Stored records:
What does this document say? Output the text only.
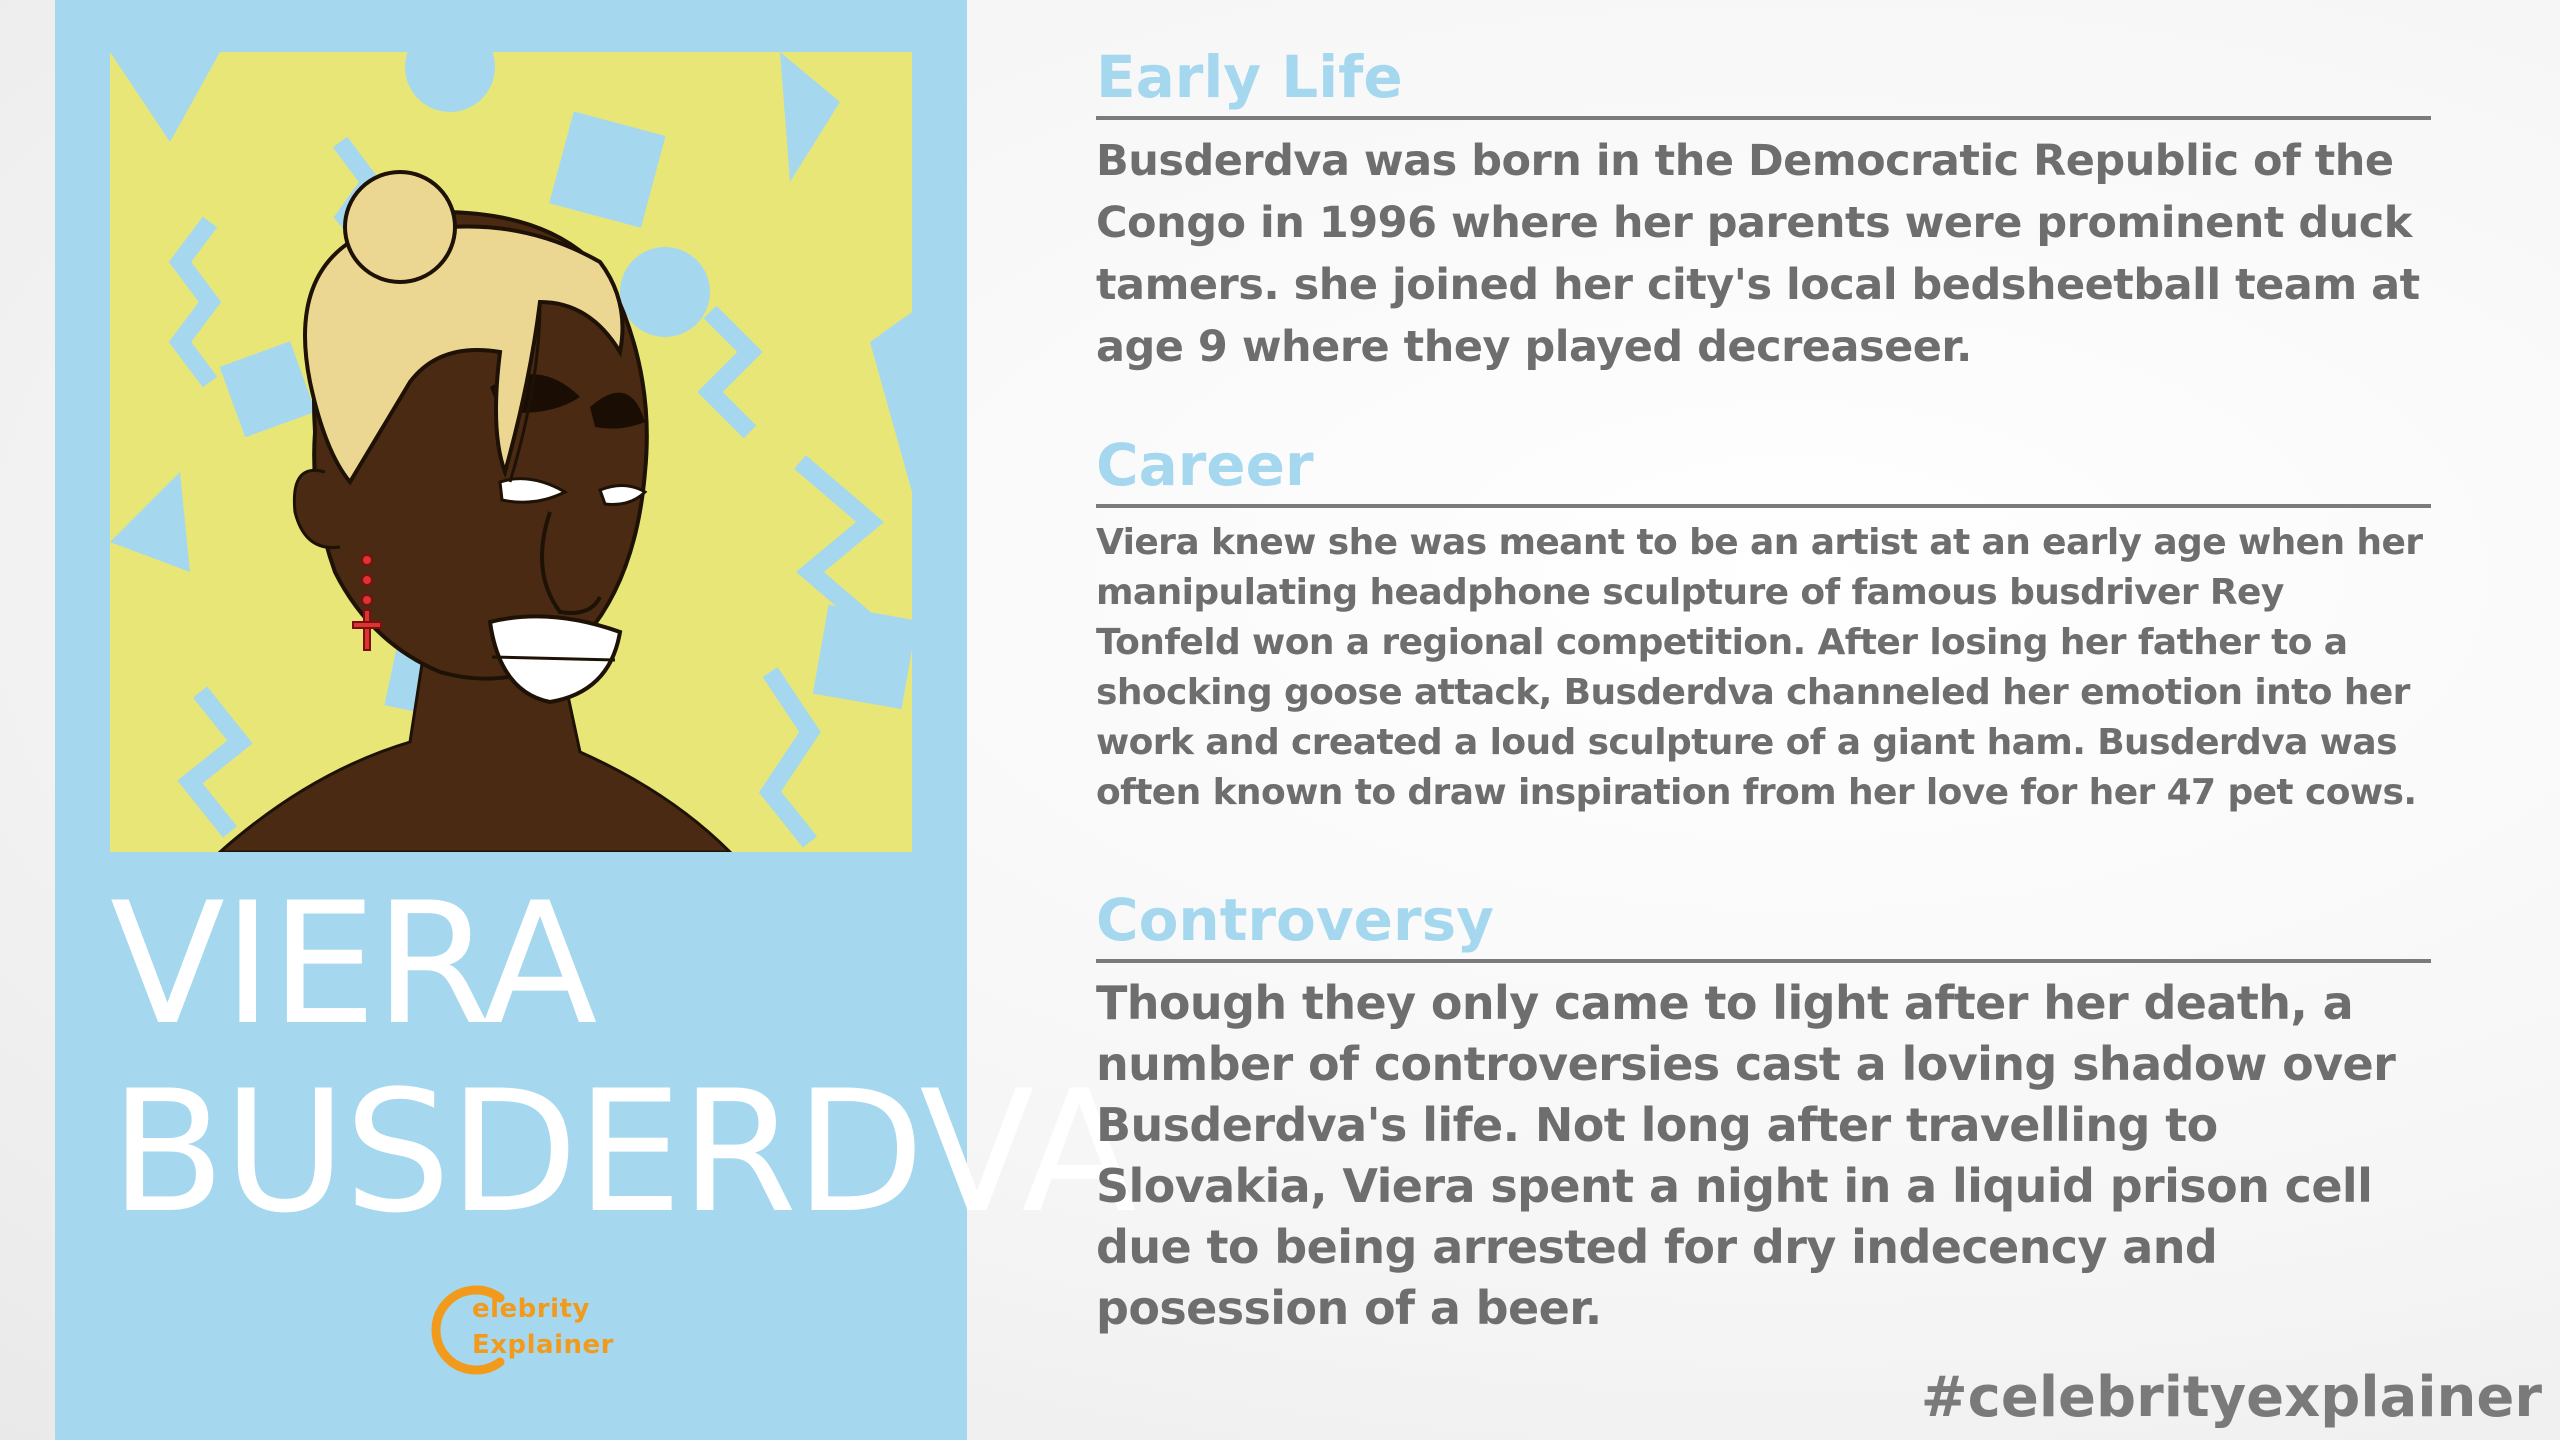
VIERA
BUSDERDVA
elebrity
Explainer
Early Life

Busderdva was born in the Democratic Republic of the Congo in 1996 where her parents were prominent duck tamers. she joined her city's local bedsheetball team at age 9 where they played decreaseer.

Career

Viera knew she was meant to be an artist at an early age when her manipulating headphone sculpture of famous busdriver Rey Tonfeld won a regional competition. After losing her father to a shocking goose attack, Busderdva channeled her emotion into her work and created a loud sculpture of a giant ham. Busderdva was often known to draw inspiration from her love for her 47 pet cows.

Controversy

Though they only came to light after her death, a number of controversies cast a loving shadow over Busderdva's life. Not long after travelling to Slovakia, Viera spent a night in a liquid prison cell due to being arrested for dry indecency and posession of a beer.

#celebrityexplainer
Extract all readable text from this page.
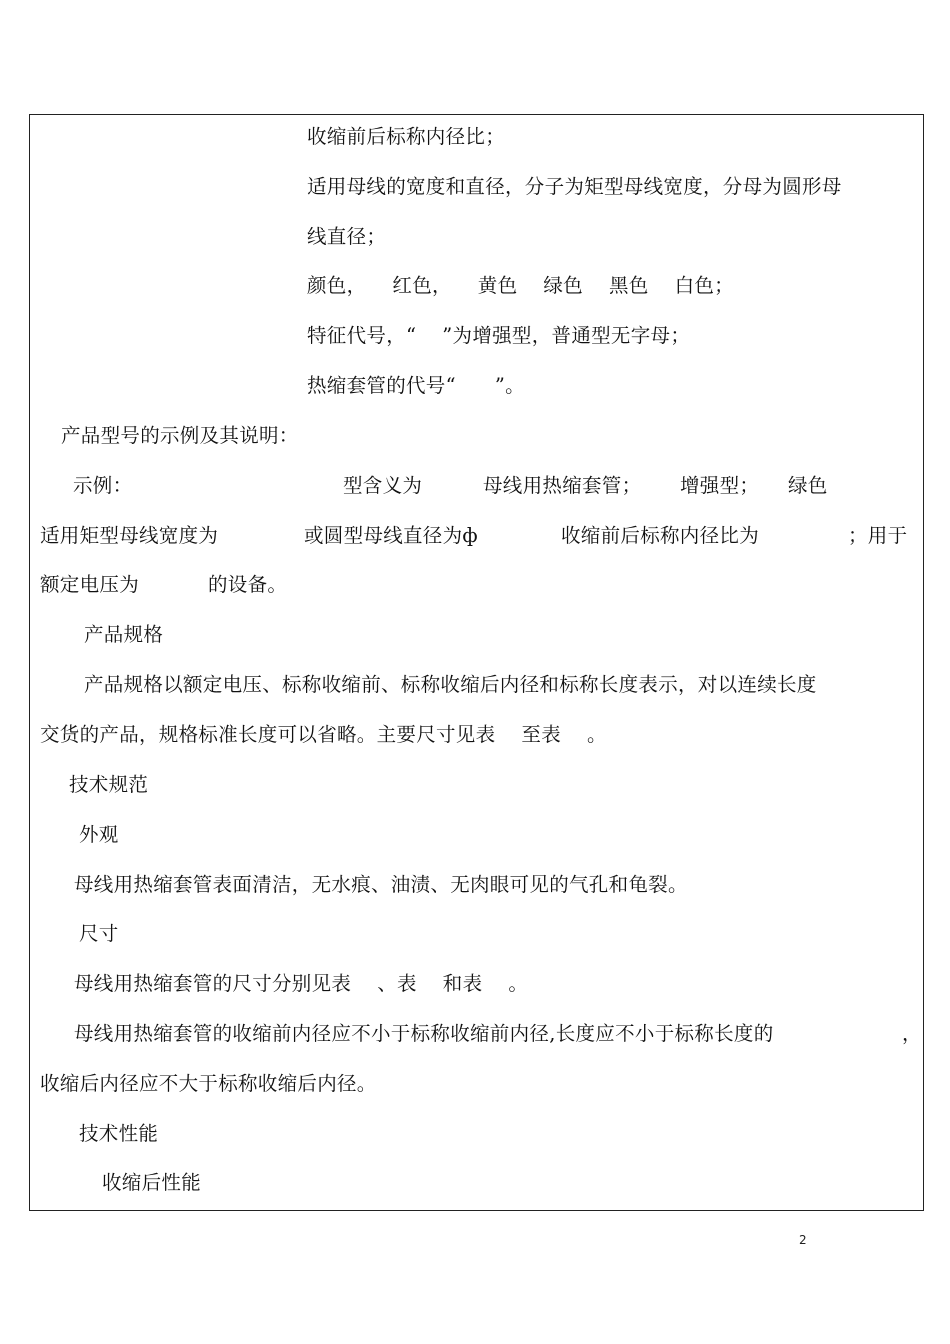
收缩前后标称内径比；
适用母线的宽度和直径，分子为矩型母线宽度，分母为圆形母
线直径；
颜色，    红色，    黄色    绿色    黑色    白色；
特征代号，“    ”为增强型，普通型无字母；
热缩套管的代号“      ”。
产品型号的示例及其说明：
示例：	型含义为	母线用热缩套管； 增强型； 绿色
适用矩型母线宽度为	或圆型母线直径为ф	收缩前后标称内径比为	；用于
额定电压为	的设备。
产品规格
产品规格以额定电压、标称收缩前、标称收缩后内径和标称长度表示，对以连续长度
交货的产品，规格标准长度可以省略。主要尺寸见表    至表    。
技术规范
外观
母线用热缩套管表面清洁，无水痕、油渍、无肉眼可见的气孔和龟裂。
尺寸
母线用热缩套管的尺寸分别见表    、表    和表    。
母线用热缩套管的收缩前内径应不小于标称收缩前内径,长度应不小于标称长度的	，
收缩后内径应不大于标称收缩后内径。
技术性能
收缩后性能
2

▶ **PROBLEM TO WORK ON**: Repeat each record exactly, with the pictures left out.

▶ **REPLY**:
What does this document say? Output the text only.
VIERA
BUSDERDVA
elebrity
Explainer
Early Life

Busderdva was born in the Democratic Republic of the Congo in 1996 where her parents were prominent duck tamers. she joined her city's local bedsheetball team at age 9 where they played decreaseer.

Career

Viera knew she was meant to be an artist at an early age when her manipulating headphone sculpture of famous busdriver Rey Tonfeld won a regional competition. After losing her father to a shocking goose attack, Busderdva channeled her emotion into her work and created a loud sculpture of a giant ham. Busderdva was often known to draw inspiration from her love for her 47 pet cows.

Controversy

Though they only came to light after her death, a number of controversies cast a loving shadow over Busderdva's life. Not long after travelling to Slovakia, Viera spent a night in a liquid prison cell due to being arrested for dry indecency and posession of a beer.

#celebrityexplainer
Extract all readable text from this page.
收缩前后标称内径比；
适用母线的宽度和直径，分子为矩型母线宽度，分母为圆形母
线直径；
颜色，    红色，    黄色    绿色    黑色    白色；
特征代号，“    ”为增强型，普通型无字母；
热缩套管的代号“      ”。
产品型号的示例及其说明：
示例：	型含义为	母线用热缩套管； 增强型； 绿色
适用矩型母线宽度为	或圆型母线直径为ф	收缩前后标称内径比为	；用于
额定电压为	的设备。
产品规格
产品规格以额定电压、标称收缩前、标称收缩后内径和标称长度表示，对以连续长度
交货的产品，规格标准长度可以省略。主要尺寸见表    至表    。
技术规范
外观
母线用热缩套管表面清洁，无水痕、油渍、无肉眼可见的气孔和龟裂。
尺寸
母线用热缩套管的尺寸分别见表    、表    和表    。
母线用热缩套管的收缩前内径应不小于标称收缩前内径,长度应不小于标称长度的	，
收缩后内径应不大于标称收缩后内径。
技术性能
收缩后性能
2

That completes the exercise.